◆ Instruction
Copy each line of the data below exactly, leaving out pictures.

%%

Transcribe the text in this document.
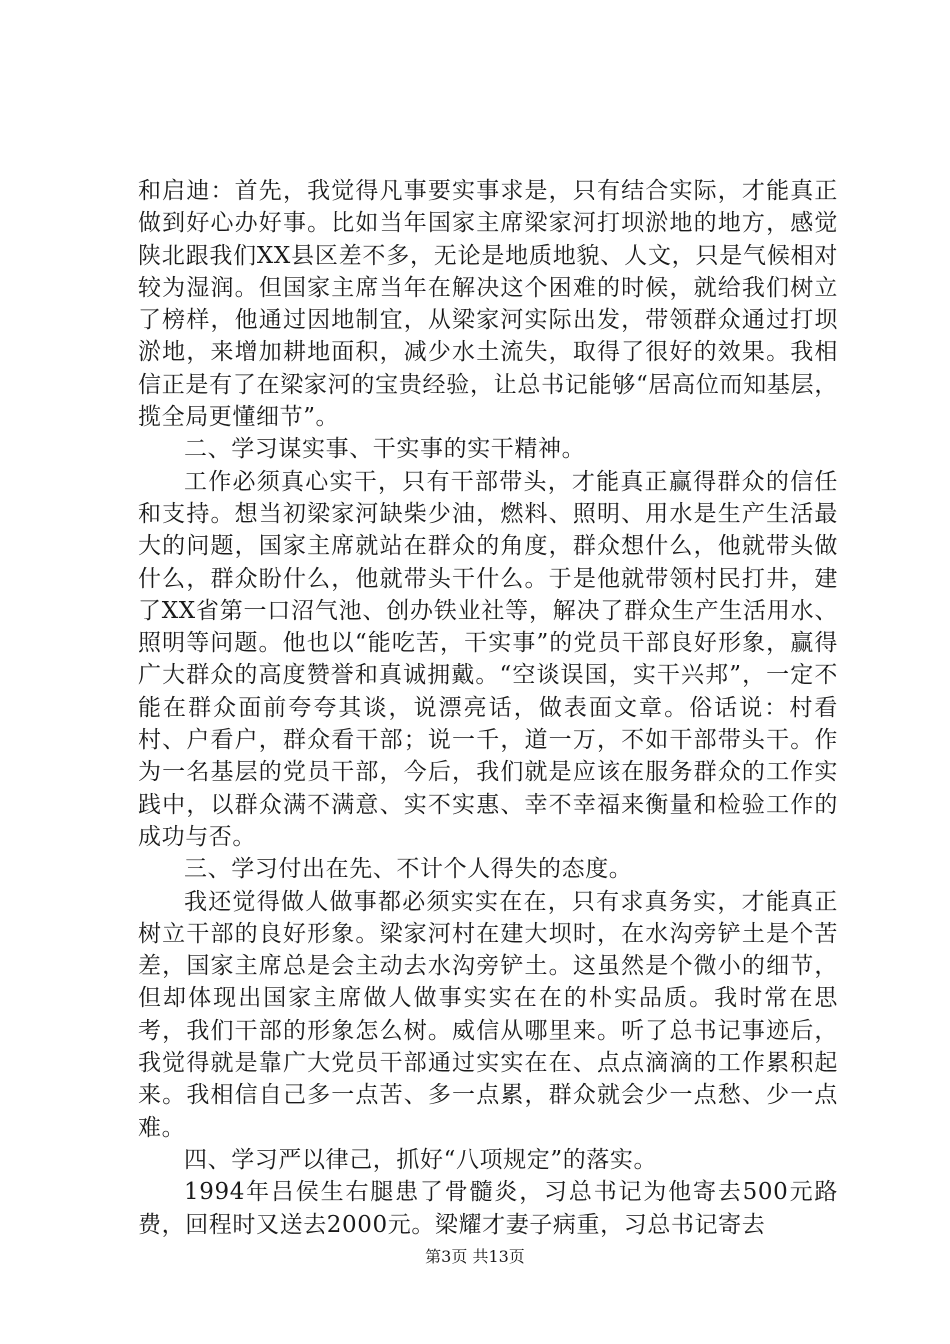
和启迪：首先，我觉得凡事要实事求是，只有结合实际，才能真正做到好心办好事。比如当年国家主席梁家河打坝淤地的地方，感觉陕北跟我们XX县区差不多，无论是地质地貌、人文，只是气候相对较为湿润。但国家主席当年在解决这个困难的时候，就给我们树立了榜样，他通过因地制宜，从梁家河实际出发，带领群众通过打坝淤地，来增加耕地面积，减少水土流失，取得了很好的效果。我相信正是有了在梁家河的宝贵经验，让总书记能够“居高位而知基层，揽全局更懂细节”。

二、学习谋实事、干实事的实干精神。

工作必须真心实干，只有干部带头，才能真正赢得群众的信任和支持。想当初梁家河缺柴少油，燃料、照明、用水是生产生活最大的问题，国家主席就站在群众的角度，群众想什么，他就带头做什么，群众盼什么，他就带头干什么。于是他就带领村民打井，建了XX省第一口沼气池、创办铁业社等，解决了群众生产生活用水、照明等问题。他也以“能吃苦，干实事”的党员干部良好形象，赢得广大群众的高度赞誉和真诚拥戴。“空谈误国，实干兴邦”，一定不能在群众面前夸夸其谈，说漂亮话，做表面文章。俗话说：村看村、户看户，群众看干部；说一千，道一万，不如干部带头干。作为一名基层的党员干部，今后，我们就是应该在服务群众的工作实践中，以群众满不满意、实不实惠、幸不幸福来衡量和检验工作的成功与否。

三、学习付出在先、不计个人得失的态度。

我还觉得做人做事都必须实实在在，只有求真务实，才能真正树立干部的良好形象。梁家河村在建大坝时，在水沟旁铲土是个苦差，国家主席总是会主动去水沟旁铲土。这虽然是个微小的细节，但却体现出国家主席做人做事实实在在的朴实品质。我时常在思考，我们干部的形象怎么树。威信从哪里来。听了总书记事迹后，我觉得就是靠广大党员干部通过实实在在、点点滴滴的工作累积起来。我相信自己多一点苦、多一点累，群众就会少一点愁、少一点难。

四、学习严以律己，抓好“八项规定”的落实。

1994年吕侯生右腿患了骨髓炎，习总书记为他寄去500元路费，回程时又送去2000元。梁耀才妻子病重，习总书记寄去

第3页 共13页
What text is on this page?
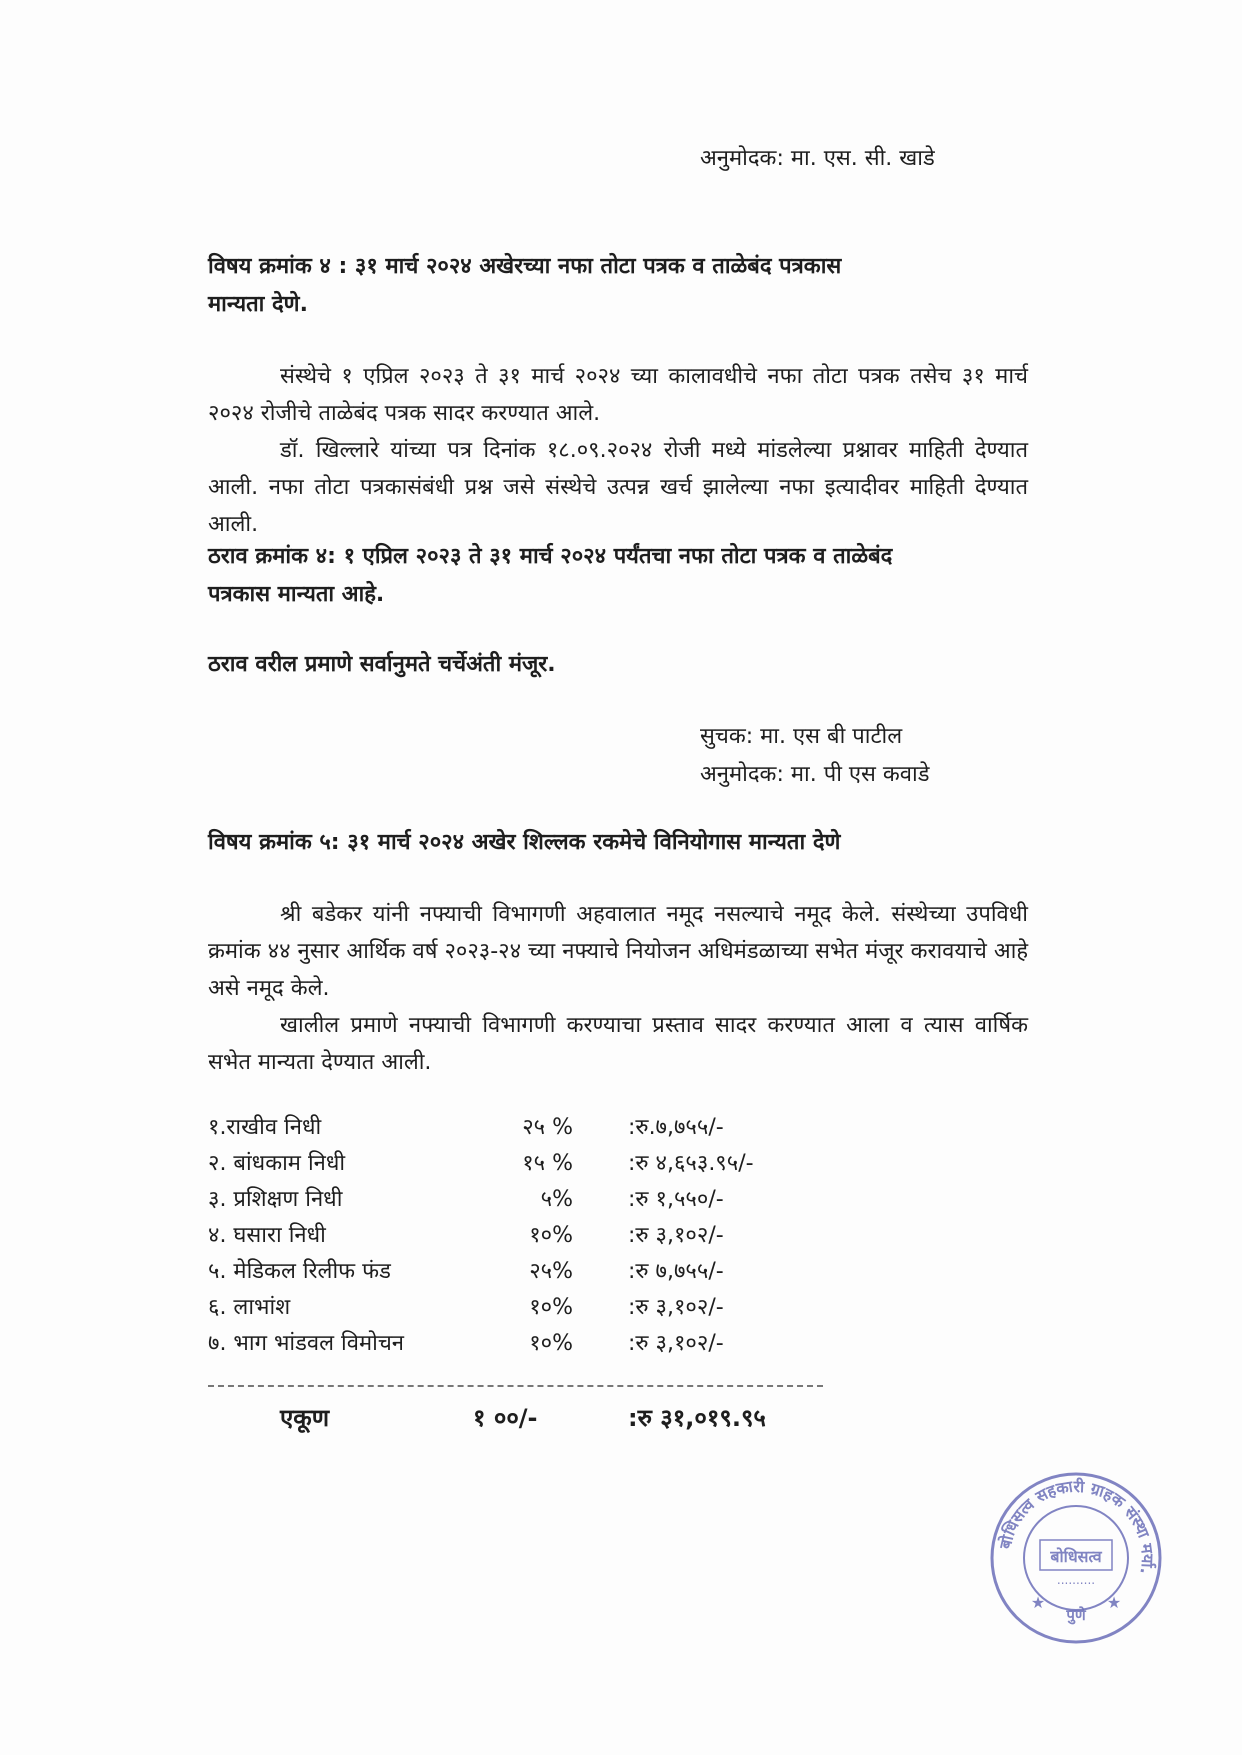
अनुमोदक: मा. एस. सी. खाडे
विषय क्रमांक ४ : ३१ मार्च २०२४ अखेरच्या नफा तोटा पत्रक व ताळेबंद पत्रकास
मान्यता देणे.
संस्थेचे १ एप्रिल २०२३ ते ३१ मार्च २०२४ च्या कालावधीचे नफा तोटा पत्रक तसेच ३१ मार्च २०२४ रोजीचे ताळेबंद पत्रक सादर करण्यात आले.
डॉ. खिल्लारे यांच्या पत्र दिनांक १८.०९.२०२४ रोजी मध्ये मांडलेल्या प्रश्नावर माहिती देण्यात आली. नफा तोटा पत्रकासंबंधी प्रश्न जसे संस्थेचे उत्पन्न खर्च झालेल्या नफा इत्यादीवर माहिती देण्यात आली.
ठराव क्रमांक ४: १ एप्रिल २०२३ ते ३१ मार्च २०२४ पर्यंतचा नफा तोटा पत्रक व ताळेबंद
पत्रकास मान्यता आहे.
ठराव वरील प्रमाणे सर्वानुमते चर्चेअंती मंजूर.
सुचक: मा. एस बी पाटील
अनुमोदक: मा. पी एस कवाडे
विषय क्रमांक ५: ३१ मार्च २०२४ अखेर शिल्लक रकमेचे विनियोगास मान्यता देणे
श्री बडेकर यांनी नफ्याची विभागणी अहवालात नमूद नसल्याचे नमूद केले. संस्थेच्या उपविधी क्रमांक ४४ नुसार आर्थिक वर्ष २०२३-२४ च्या नफ्याचे नियोजन अधिमंडळाच्या सभेत मंजूर करावयाचे आहे असे नमूद केले.
खालील प्रमाणे नफ्याची विभागणी करण्याचा प्रस्ताव सादर करण्यात आला व त्यास वार्षिक सभेत मान्यता देण्यात आली.
१.राखीव निधी	२५ %	:रु.७,७५५/-
२. बांधकाम निधी	१५ %	:रु ४,६५३.९५/-
३. प्रशिक्षण निधी	५%	:रु १,५५०/-
४. घसारा निधी	१०%	:रु ३,१०२/-
५. मेडिकल रिलीफ फंड	२५%	:रु ७,७५५/-
६. लाभांश	१०%	:रु ३,१०२/-
७. भाग भांडवल विमोचन	१०%	:रु ३,१०२/-
एकूण	१ ००/-	:रु ३१,०१९.९५
बोधिसत्व सहकारी ग्राहक संस्था मर्या.
बोधिसत्व
..........
★
पुणे
★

%%

◆ Solution to the problem
Transcribe the text in this document.
和启迪：首先，我觉得凡事要实事求是，只有结合实际，才能真正做到好心办好事。比如当年国家主席梁家河打坝淤地的地方，感觉陕北跟我们XX县区差不多，无论是地质地貌、人文，只是气候相对较为湿润。但国家主席当年在解决这个困难的时候，就给我们树立了榜样，他通过因地制宜，从梁家河实际出发，带领群众通过打坝淤地，来增加耕地面积，减少水土流失，取得了很好的效果。我相信正是有了在梁家河的宝贵经验，让总书记能够“居高位而知基层，揽全局更懂细节”。

二、学习谋实事、干实事的实干精神。

工作必须真心实干，只有干部带头，才能真正赢得群众的信任和支持。想当初梁家河缺柴少油，燃料、照明、用水是生产生活最大的问题，国家主席就站在群众的角度，群众想什么，他就带头做什么，群众盼什么，他就带头干什么。于是他就带领村民打井，建了XX省第一口沼气池、创办铁业社等，解决了群众生产生活用水、照明等问题。他也以“能吃苦，干实事”的党员干部良好形象，赢得广大群众的高度赞誉和真诚拥戴。“空谈误国，实干兴邦”，一定不能在群众面前夸夸其谈，说漂亮话，做表面文章。俗话说：村看村、户看户，群众看干部；说一千，道一万，不如干部带头干。作为一名基层的党员干部，今后，我们就是应该在服务群众的工作实践中，以群众满不满意、实不实惠、幸不幸福来衡量和检验工作的成功与否。

三、学习付出在先、不计个人得失的态度。

我还觉得做人做事都必须实实在在，只有求真务实，才能真正树立干部的良好形象。梁家河村在建大坝时，在水沟旁铲土是个苦差，国家主席总是会主动去水沟旁铲土。这虽然是个微小的细节，但却体现出国家主席做人做事实实在在的朴实品质。我时常在思考，我们干部的形象怎么树。威信从哪里来。听了总书记事迹后，我觉得就是靠广大党员干部通过实实在在、点点滴滴的工作累积起来。我相信自己多一点苦、多一点累，群众就会少一点愁、少一点难。

四、学习严以律己，抓好“八项规定”的落实。

1994年吕侯生右腿患了骨髓炎，习总书记为他寄去500元路费，回程时又送去2000元。梁耀才妻子病重，习总书记寄去

第3页 共13页
What text is on this page?
अनुमोदक: मा. एस. सी. खाडे
विषय क्रमांक ४ : ३१ मार्च २०२४ अखेरच्या नफा तोटा पत्रक व ताळेबंद पत्रकास
मान्यता देणे.
संस्थेचे १ एप्रिल २०२३ ते ३१ मार्च २०२४ च्या कालावधीचे नफा तोटा पत्रक तसेच ३१ मार्च २०२४ रोजीचे ताळेबंद पत्रक सादर करण्यात आले.
डॉ. खिल्लारे यांच्या पत्र दिनांक १८.०९.२०२४ रोजी मध्ये मांडलेल्या प्रश्नावर माहिती देण्यात आली. नफा तोटा पत्रकासंबंधी प्रश्न जसे संस्थेचे उत्पन्न खर्च झालेल्या नफा इत्यादीवर माहिती देण्यात आली.
ठराव क्रमांक ४: १ एप्रिल २०२३ ते ३१ मार्च २०२४ पर्यंतचा नफा तोटा पत्रक व ताळेबंद
पत्रकास मान्यता आहे.
ठराव वरील प्रमाणे सर्वानुमते चर्चेअंती मंजूर.
सुचक: मा. एस बी पाटील
अनुमोदक: मा. पी एस कवाडे
विषय क्रमांक ५: ३१ मार्च २०२४ अखेर शिल्लक रकमेचे विनियोगास मान्यता देणे
श्री बडेकर यांनी नफ्याची विभागणी अहवालात नमूद नसल्याचे नमूद केले. संस्थेच्या उपविधी क्रमांक ४४ नुसार आर्थिक वर्ष २०२३-२४ च्या नफ्याचे नियोजन अधिमंडळाच्या सभेत मंजूर करावयाचे आहे असे नमूद केले.
खालील प्रमाणे नफ्याची विभागणी करण्याचा प्रस्ताव सादर करण्यात आला व त्यास वार्षिक सभेत मान्यता देण्यात आली.
१.राखीव निधी	२५ %	:रु.७,७५५/-
२. बांधकाम निधी	१५ %	:रु ४,६५३.९५/-
३. प्रशिक्षण निधी	५%	:रु १,५५०/-
४. घसारा निधी	१०%	:रु ३,१०२/-
५. मेडिकल रिलीफ फंड	२५%	:रु ७,७५५/-
६. लाभांश	१०%	:रु ३,१०२/-
७. भाग भांडवल विमोचन	१०%	:रु ३,१०२/-
एकूण	१ ००/-	:रु ३१,०१९.९५
बोधिसत्व सहकारी ग्राहक संस्था मर्या.
बोधिसत्व
..........
★
पुणे
★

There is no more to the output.